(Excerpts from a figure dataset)
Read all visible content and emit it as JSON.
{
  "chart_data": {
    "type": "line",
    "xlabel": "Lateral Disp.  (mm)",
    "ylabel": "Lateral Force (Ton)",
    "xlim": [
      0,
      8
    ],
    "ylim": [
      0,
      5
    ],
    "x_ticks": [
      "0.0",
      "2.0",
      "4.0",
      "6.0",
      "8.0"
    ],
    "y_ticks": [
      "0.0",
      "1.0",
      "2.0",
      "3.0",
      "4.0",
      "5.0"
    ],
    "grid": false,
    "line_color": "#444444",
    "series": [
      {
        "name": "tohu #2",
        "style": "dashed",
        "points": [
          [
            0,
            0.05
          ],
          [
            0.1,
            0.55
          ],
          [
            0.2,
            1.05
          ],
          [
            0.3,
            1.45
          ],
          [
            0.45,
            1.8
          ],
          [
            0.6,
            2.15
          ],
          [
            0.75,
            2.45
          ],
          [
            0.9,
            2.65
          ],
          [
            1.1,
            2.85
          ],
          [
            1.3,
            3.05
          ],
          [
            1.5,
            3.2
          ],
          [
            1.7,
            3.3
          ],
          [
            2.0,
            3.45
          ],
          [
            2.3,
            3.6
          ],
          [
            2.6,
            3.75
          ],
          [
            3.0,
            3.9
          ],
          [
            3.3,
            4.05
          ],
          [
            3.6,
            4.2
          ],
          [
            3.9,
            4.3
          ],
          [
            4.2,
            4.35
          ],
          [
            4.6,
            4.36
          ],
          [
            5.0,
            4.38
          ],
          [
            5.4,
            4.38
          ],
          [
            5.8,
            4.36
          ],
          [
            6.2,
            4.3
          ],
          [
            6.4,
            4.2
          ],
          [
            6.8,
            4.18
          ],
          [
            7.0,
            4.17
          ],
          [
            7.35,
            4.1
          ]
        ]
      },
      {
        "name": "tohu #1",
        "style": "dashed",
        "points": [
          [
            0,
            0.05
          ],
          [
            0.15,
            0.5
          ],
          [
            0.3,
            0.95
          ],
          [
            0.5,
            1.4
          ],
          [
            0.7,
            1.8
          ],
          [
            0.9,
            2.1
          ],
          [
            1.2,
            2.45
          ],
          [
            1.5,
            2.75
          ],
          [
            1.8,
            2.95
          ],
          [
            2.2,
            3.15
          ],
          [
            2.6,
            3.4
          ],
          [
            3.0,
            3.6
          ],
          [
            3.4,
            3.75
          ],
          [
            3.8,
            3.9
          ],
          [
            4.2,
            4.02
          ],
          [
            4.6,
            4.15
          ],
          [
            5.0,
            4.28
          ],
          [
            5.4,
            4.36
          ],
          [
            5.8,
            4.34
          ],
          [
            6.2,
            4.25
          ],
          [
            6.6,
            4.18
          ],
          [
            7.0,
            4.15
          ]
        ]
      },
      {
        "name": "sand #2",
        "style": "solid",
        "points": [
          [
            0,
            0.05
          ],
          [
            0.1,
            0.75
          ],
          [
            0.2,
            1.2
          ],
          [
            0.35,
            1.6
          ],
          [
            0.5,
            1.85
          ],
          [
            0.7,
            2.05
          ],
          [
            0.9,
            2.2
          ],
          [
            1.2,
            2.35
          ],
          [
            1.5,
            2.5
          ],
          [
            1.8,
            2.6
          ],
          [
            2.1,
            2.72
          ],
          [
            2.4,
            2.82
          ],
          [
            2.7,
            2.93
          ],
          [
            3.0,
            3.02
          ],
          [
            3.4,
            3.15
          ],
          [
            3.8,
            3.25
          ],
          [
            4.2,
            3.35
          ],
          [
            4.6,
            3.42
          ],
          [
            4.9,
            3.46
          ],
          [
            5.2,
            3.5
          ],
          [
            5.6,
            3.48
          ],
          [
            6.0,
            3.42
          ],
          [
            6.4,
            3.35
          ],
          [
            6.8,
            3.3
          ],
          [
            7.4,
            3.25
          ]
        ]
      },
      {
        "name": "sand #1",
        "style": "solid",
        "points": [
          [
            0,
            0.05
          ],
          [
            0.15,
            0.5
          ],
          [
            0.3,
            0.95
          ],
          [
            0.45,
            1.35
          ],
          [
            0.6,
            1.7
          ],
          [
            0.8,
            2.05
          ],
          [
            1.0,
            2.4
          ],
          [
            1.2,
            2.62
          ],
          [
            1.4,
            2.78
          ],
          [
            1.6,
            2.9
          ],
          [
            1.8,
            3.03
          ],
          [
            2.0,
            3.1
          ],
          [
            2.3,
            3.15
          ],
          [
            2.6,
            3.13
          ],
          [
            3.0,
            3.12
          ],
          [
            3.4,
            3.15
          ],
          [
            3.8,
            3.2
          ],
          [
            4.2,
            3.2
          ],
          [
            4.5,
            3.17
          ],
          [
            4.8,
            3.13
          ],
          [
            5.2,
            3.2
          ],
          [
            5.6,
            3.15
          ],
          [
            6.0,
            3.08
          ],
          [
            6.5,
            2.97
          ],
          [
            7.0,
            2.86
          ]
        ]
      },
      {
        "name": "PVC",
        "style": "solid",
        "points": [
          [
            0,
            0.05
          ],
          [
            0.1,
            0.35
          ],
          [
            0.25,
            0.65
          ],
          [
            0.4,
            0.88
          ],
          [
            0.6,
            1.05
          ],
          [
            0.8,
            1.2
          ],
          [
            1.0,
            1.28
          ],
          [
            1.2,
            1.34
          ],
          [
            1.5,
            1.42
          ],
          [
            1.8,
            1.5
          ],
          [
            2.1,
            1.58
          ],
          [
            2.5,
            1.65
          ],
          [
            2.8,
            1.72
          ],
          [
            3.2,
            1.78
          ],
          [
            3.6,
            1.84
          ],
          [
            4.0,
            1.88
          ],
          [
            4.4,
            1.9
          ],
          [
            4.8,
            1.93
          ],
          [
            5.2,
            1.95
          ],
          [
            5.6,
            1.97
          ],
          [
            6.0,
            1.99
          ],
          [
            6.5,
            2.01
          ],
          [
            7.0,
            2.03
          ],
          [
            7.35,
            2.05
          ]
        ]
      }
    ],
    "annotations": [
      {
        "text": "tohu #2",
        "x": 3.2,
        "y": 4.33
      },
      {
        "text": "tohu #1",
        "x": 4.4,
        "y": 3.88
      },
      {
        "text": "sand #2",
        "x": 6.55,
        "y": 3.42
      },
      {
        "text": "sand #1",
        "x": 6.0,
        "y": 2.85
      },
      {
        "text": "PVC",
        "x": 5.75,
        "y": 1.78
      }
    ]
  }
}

§ **Stated exercise**: From the entries above, collect every line with the string "sand" in it.

§ **Completed task**:
        "name": "sand #2",
        "name": "sand #1",
        "text": "sand #2",
        "text": "sand #1",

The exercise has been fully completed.